Stored data entries:
★ ★ ★ ★ ★
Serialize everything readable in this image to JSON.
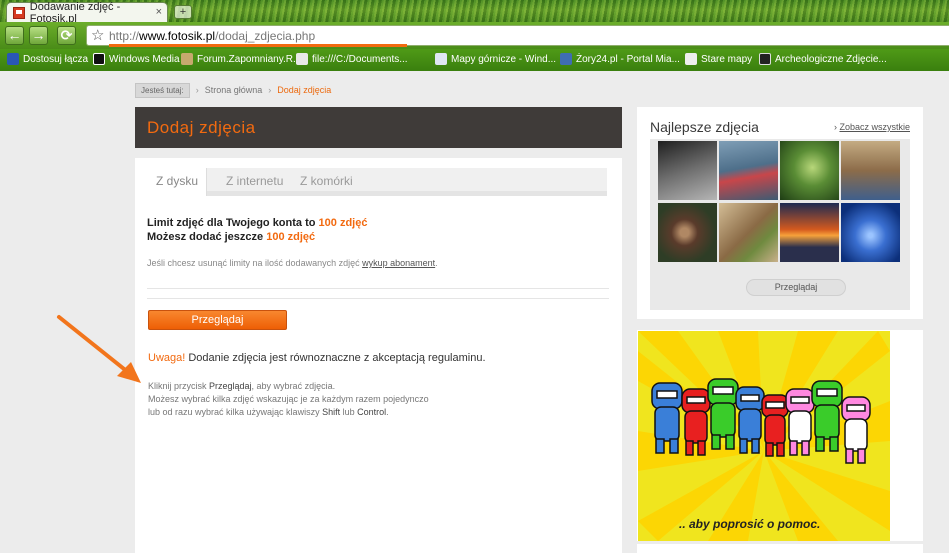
{
  "browser": {
    "tab_title": "Dodawanie zdjęć - Fotosik.pl",
    "tab_close": "×",
    "newtab": "+",
    "back": "←",
    "forward": "→",
    "reload": "⟳",
    "star": "☆",
    "url_scheme": "http://",
    "url_domain": "www.fotosik.pl",
    "url_path": "/dodaj_zdjecia.php"
  },
  "bookmarks": [
    {
      "label": "Dostosuj łącza",
      "color": "#2a57b5"
    },
    {
      "label": "Windows Media",
      "color": "#111111"
    },
    {
      "label": "Forum.Zapomniany.R...",
      "color": "#c7a96e"
    },
    {
      "label": "file:///C:/Documents...",
      "color": "#e8e8e8"
    },
    {
      "label": "Mapy górnicze - Wind...",
      "color": "#dfe6f2"
    },
    {
      "label": "Żory24.pl - Portal Mia...",
      "color": "#3f6db3"
    },
    {
      "label": "Stare mapy",
      "color": "#eeeeee"
    },
    {
      "label": "Archeologiczne Zdjęcie...",
      "color": "#222222"
    }
  ],
  "breadcrumb": {
    "you_are_here": "Jesteś tutaj:",
    "home": "Strona główna",
    "current": "Dodaj zdjęcia"
  },
  "main": {
    "title": "Dodaj zdjęcia",
    "tabs": [
      "Z dysku",
      "Z internetu",
      "Z komórki"
    ],
    "limit_line1_prefix": "Limit zdjęć dla Twojego konta to ",
    "limit_line1_value": "100 zdjęć",
    "limit_line2_prefix": "Możesz dodać jeszcze ",
    "limit_line2_value": "100 zdjęć",
    "hint_prefix": "Jeśli chcesz usunąć limity na ilość dodawanych zdjęć ",
    "hint_link": "wykup abonament",
    "hint_suffix": ".",
    "browse_label": "Przeglądaj",
    "warn_label": "Uwaga!",
    "warn_text": " Dodanie zdjęcia jest równoznaczne z akceptacją regulaminu.",
    "instr_1a": "Kliknij przycisk ",
    "instr_1b": "Przeglądaj",
    "instr_1c": ", aby wybrać zdjęcia.",
    "instr_2": "Możesz wybrać kilka zdjęć wskazując je za każdym razem pojedynczo",
    "instr_3a": "lub od razu wybrać kilka używając klawiszy ",
    "instr_3b": "Shift",
    "instr_3c": " lub ",
    "instr_3d": "Control",
    "instr_3e": "."
  },
  "sidebar": {
    "best_title": "Najlepsze zdjęcia",
    "see_all": "Zobacz wszystkie",
    "see_all_icon": "›",
    "browse_label": "Przeglądaj",
    "thumbs": [
      {
        "name": "thumb-building",
        "c1": "#2c2c2c",
        "c2": "#9a9a9a"
      },
      {
        "name": "thumb-kayak",
        "c1": "#5c7f9c",
        "c2": "#c8464a"
      },
      {
        "name": "thumb-leaf",
        "c1": "#2e5a23",
        "c2": "#a9c86a"
      },
      {
        "name": "thumb-beach-people",
        "c1": "#b79a70",
        "c2": "#3f5f8c"
      },
      {
        "name": "thumb-portrait",
        "c1": "#2e3d26",
        "c2": "#a7825c"
      },
      {
        "name": "thumb-grasshopper",
        "c1": "#7a5c3a",
        "c2": "#c9b08a"
      },
      {
        "name": "thumb-sunset",
        "c1": "#1d2a52",
        "c2": "#f08a2e"
      },
      {
        "name": "thumb-dragonfly",
        "c1": "#0c2f7a",
        "c2": "#4f8ee0"
      }
    ]
  },
  "ad": {
    "caption": ".. aby poprosić o pomoc.",
    "ninjas": [
      "#3a7fd8",
      "#e82020",
      "#3acc2a",
      "#3a7fd8",
      "#e82020",
      "#ff88e0",
      "#3acc2a",
      "#ff88e0"
    ],
    "bg": "#f0e51e"
  },
  "colors": {
    "accent": "#f26a10",
    "titlebar_bg": "#3f3b39"
  }
}
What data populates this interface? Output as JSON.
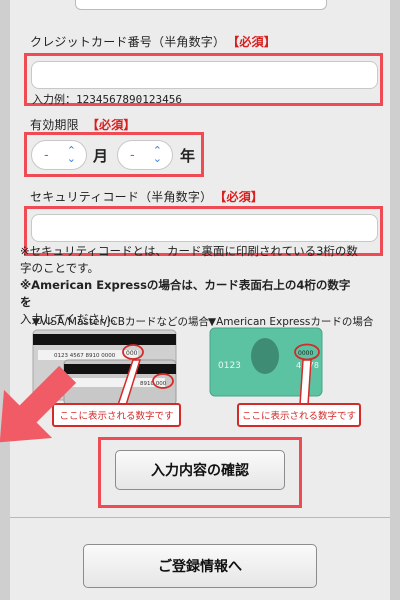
{
  "card_number": {
    "label": "クレジットカード番号（半角数字）",
    "required": "【必須】",
    "value": "",
    "example": "入力例：1234567890123456"
  },
  "expiry": {
    "label": "有効期限",
    "required": "【必須】",
    "month_value": "-",
    "month_unit": "月",
    "year_value": "-",
    "year_unit": "年"
  },
  "security_code": {
    "label": "セキュリティコード（半角数字）",
    "required": "【必須】",
    "value": ""
  },
  "note": {
    "line1": "※セキュリティコードとは、カード裏面に印刷されている3桁の数",
    "line2": "字のことです。",
    "line3": "※American Expressの場合は、カード表面右上の4桁の数字を",
    "line4": "入力してください。"
  },
  "guide": {
    "visa_caption": "▼VISA/Master/JCBカードなどの場合",
    "amex_caption": "▼American Expressカードの場合",
    "visa_card_back_number": "0123 4567 8910 0000",
    "visa_code": "000",
    "visa_card2_number": "8910 000",
    "amex_left": "0123",
    "amex_right": "45 78",
    "amex_code": "0000",
    "visa_bubble": "ここに表示される数字です",
    "amex_bubble": "ここに表示される数字です"
  },
  "buttons": {
    "confirm": "入力内容の確認",
    "register": "ご登録情報へ"
  },
  "colors": {
    "highlight": "#ee4b55",
    "required": "#d81e1e",
    "select_accent": "#3a85d6"
  }
}
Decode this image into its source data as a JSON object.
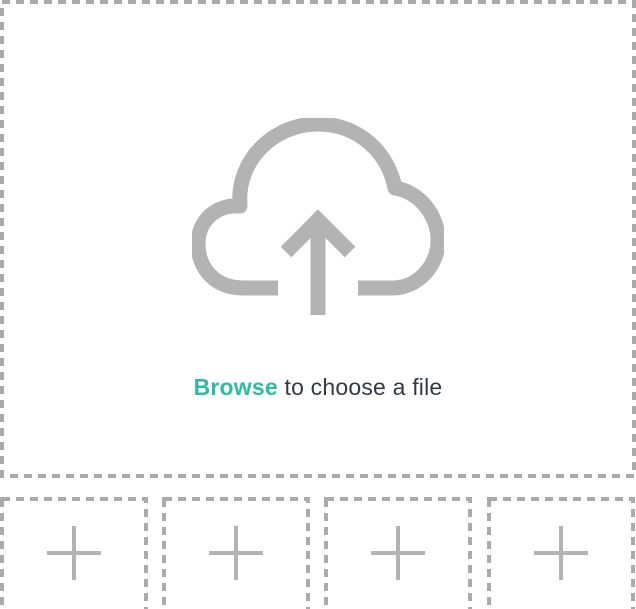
{
  "dropzone": {
    "browse_label": "Browse",
    "instruction": " to choose a file",
    "icon": "cloud-upload-icon"
  },
  "thumbnails": [
    {
      "icon": "plus-icon"
    },
    {
      "icon": "plus-icon"
    },
    {
      "icon": "plus-icon"
    },
    {
      "icon": "plus-icon"
    }
  ],
  "colors": {
    "accent": "#2dbba4",
    "text": "#333a44",
    "border": "#aaaaaa",
    "icon": "#b3b3b3"
  }
}
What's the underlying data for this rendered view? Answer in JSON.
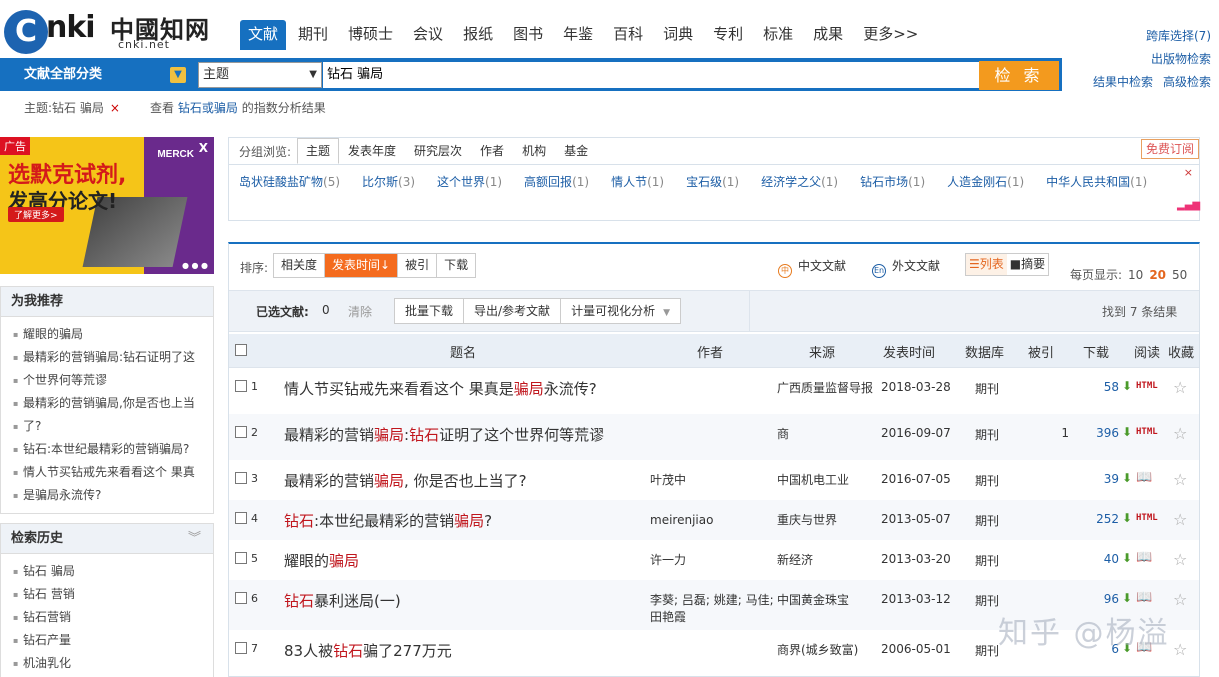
{
  "brand": {
    "logo_mark": "C",
    "logo_text": "nki",
    "logo_cn": "中國知网",
    "logo_domain": "cnki.net"
  },
  "nav_tabs": [
    {
      "label": "文献",
      "active": true
    },
    {
      "label": "期刊"
    },
    {
      "label": "博硕士"
    },
    {
      "label": "会议"
    },
    {
      "label": "报纸"
    },
    {
      "label": "图书"
    },
    {
      "label": "年鉴"
    },
    {
      "label": "百科"
    },
    {
      "label": "词典"
    },
    {
      "label": "专利"
    },
    {
      "label": "标准"
    },
    {
      "label": "成果"
    },
    {
      "label": "更多>>"
    }
  ],
  "top_links": {
    "cross": "跨库选择(7)",
    "publications": "出版物检索",
    "within": "结果中检索",
    "advanced": "高级检索"
  },
  "search": {
    "category": "文献全部分类",
    "field": "主题",
    "query": "钻石  骗局",
    "button": "检 索"
  },
  "crumb": {
    "text": "主题:钻石 骗局",
    "close": "×"
  },
  "analysis": {
    "prefix": "查看",
    "terms": "钻石或骗局",
    "suffix": "的指数分析结果"
  },
  "ad": {
    "tag": "广告",
    "line1": "选默克试剂,",
    "line2": "发高分论文!",
    "more": "了解更多>",
    "brand": "MERCK",
    "close": "X"
  },
  "recommend": {
    "title": "为我推荐",
    "items": [
      "耀眼的骗局",
      "最精彩的营销骗局:钻石证明了这",
      "个世界何等荒谬",
      "最精彩的营销骗局,你是否也上当",
      "了?",
      "钻石:本世纪最精彩的营销骗局?",
      "情人节买钻戒先来看看这个 果真",
      "是骗局永流传?"
    ]
  },
  "history": {
    "title": "检索历史",
    "items": [
      "钻石 骗局",
      "钻石 营销",
      "钻石营销",
      "钻石产量",
      "机油乳化"
    ]
  },
  "group": {
    "label": "分组浏览:",
    "tabs": [
      {
        "label": "主题",
        "active": true
      },
      {
        "label": "发表年度"
      },
      {
        "label": "研究层次"
      },
      {
        "label": "作者"
      },
      {
        "label": "机构"
      },
      {
        "label": "基金"
      }
    ],
    "subscribe": "免费订阅",
    "close": "×",
    "items": [
      {
        "name": "岛状硅酸盐矿物",
        "count": "(5)"
      },
      {
        "name": "比尔斯",
        "count": "(3)"
      },
      {
        "name": "这个世界",
        "count": "(1)"
      },
      {
        "name": "高额回报",
        "count": "(1)"
      },
      {
        "name": "情人节",
        "count": "(1)"
      },
      {
        "name": "宝石级",
        "count": "(1)"
      },
      {
        "name": "经济学之父",
        "count": "(1)"
      },
      {
        "name": "钻石市场",
        "count": "(1)"
      },
      {
        "name": "人造金刚石",
        "count": "(1)"
      },
      {
        "name": "中华人民共和国",
        "count": "(1)"
      }
    ]
  },
  "sort": {
    "label": "排序:",
    "options": [
      {
        "label": "相关度"
      },
      {
        "label": "发表时间↓",
        "active": true
      },
      {
        "label": "被引"
      },
      {
        "label": "下载"
      }
    ]
  },
  "lang": {
    "zh": "中文文献",
    "en": "外文文献",
    "zh_icon": "中",
    "en_icon": "En"
  },
  "views": [
    {
      "label": "☰列表",
      "active": true
    },
    {
      "label": "■摘要"
    }
  ],
  "perpage": {
    "label": "每页显示:",
    "options": [
      {
        "v": "10"
      },
      {
        "v": "20",
        "active": true
      },
      {
        "v": "50"
      }
    ]
  },
  "selection": {
    "label": "已选文献:",
    "count": "0",
    "clear": "清除",
    "buttons": [
      "批量下载",
      "导出/参考文献",
      "计量可视化分析"
    ],
    "found": "找到 7 条结果"
  },
  "table": {
    "headers": {
      "title": "题名",
      "author": "作者",
      "source": "来源",
      "date": "发表时间",
      "db": "数据库",
      "cited": "被引",
      "downloads": "下载",
      "read": "阅读",
      "fav": "收藏"
    },
    "rows": [
      {
        "no": "1",
        "pre": "情人节买钻戒先来看看这个 果真是",
        "hl": "骗局",
        "post": "永流传?",
        "hl0": "",
        "mid": "",
        "author": "",
        "source": "广西质量监督导报",
        "date": "2018-03-28",
        "db": "期刊",
        "cited": "",
        "dl": "58",
        "read": "HTML"
      },
      {
        "no": "2",
        "pre": "最精彩的营销",
        "hl": "骗局",
        "post": "证明了这个世界何等荒谬",
        "hl0": "",
        "mid": ":",
        "hl2": "钻石",
        "author": "",
        "source": "商",
        "date": "2016-09-07",
        "db": "期刊",
        "cited": "1",
        "dl": "396",
        "read": "HTML"
      },
      {
        "no": "3",
        "pre": "最精彩的营销",
        "hl": "骗局",
        "post": ", 你是否也上当了?",
        "author": "叶茂中",
        "source": "中国机电工业",
        "date": "2016-07-05",
        "db": "期刊",
        "cited": "",
        "dl": "39",
        "read": "book"
      },
      {
        "no": "4",
        "hl0": "钻石",
        "pre": ":本世纪最精彩的营销",
        "hl": "骗局",
        "post": "?",
        "author": "meirenjiao",
        "source": "重庆与世界",
        "date": "2013-05-07",
        "db": "期刊",
        "cited": "",
        "dl": "252",
        "read": "HTML"
      },
      {
        "no": "5",
        "pre": "耀眼的",
        "hl": "骗局",
        "post": "",
        "author": "许一力",
        "source": "新经济",
        "date": "2013-03-20",
        "db": "期刊",
        "cited": "",
        "dl": "40",
        "read": "book"
      },
      {
        "no": "6",
        "hl0": "钻石",
        "pre": "暴利迷局(一)",
        "hl": "",
        "post": "",
        "author": "李葵; 吕磊; 姚建; 马佳; 田艳霞",
        "source": "中国黄金珠宝",
        "date": "2013-03-12",
        "db": "期刊",
        "cited": "",
        "dl": "96",
        "read": "book"
      },
      {
        "no": "7",
        "pre": "83人被",
        "hl": "钻石",
        "post": "骗了277万元",
        "author": "",
        "source": "商界(城乡致富)",
        "date": "2006-05-01",
        "db": "期刊",
        "cited": "",
        "dl": "6",
        "read": "book"
      }
    ]
  },
  "watermark": "知乎 @杨溢"
}
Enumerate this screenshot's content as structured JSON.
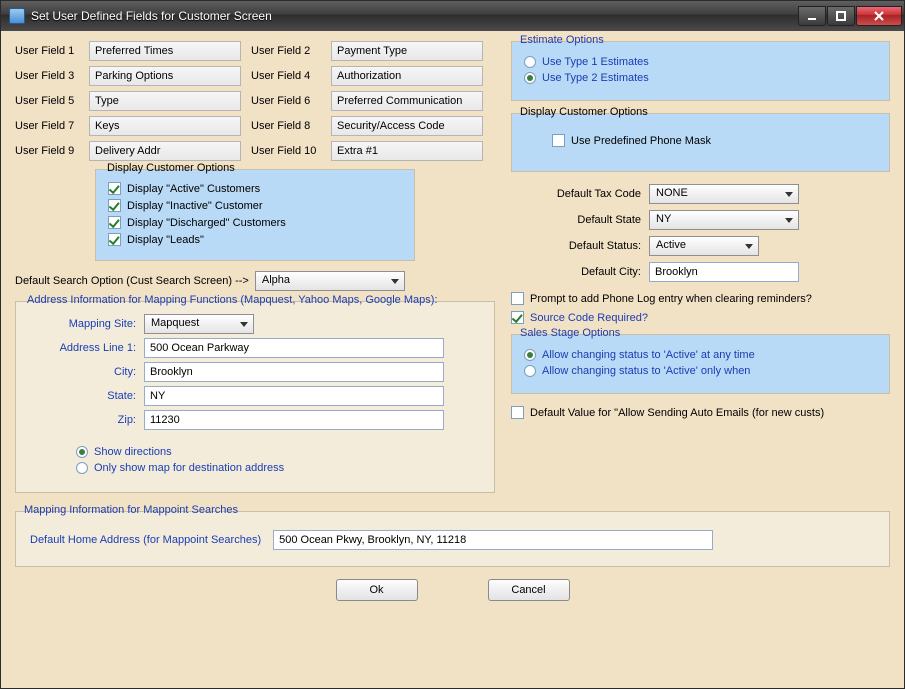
★ ★ ★ ★ ★
# [SET EXERCISE]
Return all lines of the material above in which the word "date" occurs.

# [ANSWER TO THE TASK]
      "date": "发表时间",
        "date": "2018-03-28",
        "date": "2016-09-07",
        "date": "2016-07-05",
        "date": "2013-05-07",
        "date": "2013-03-20",
        "date": "2013-03-12",
        "date": "2006-05-01",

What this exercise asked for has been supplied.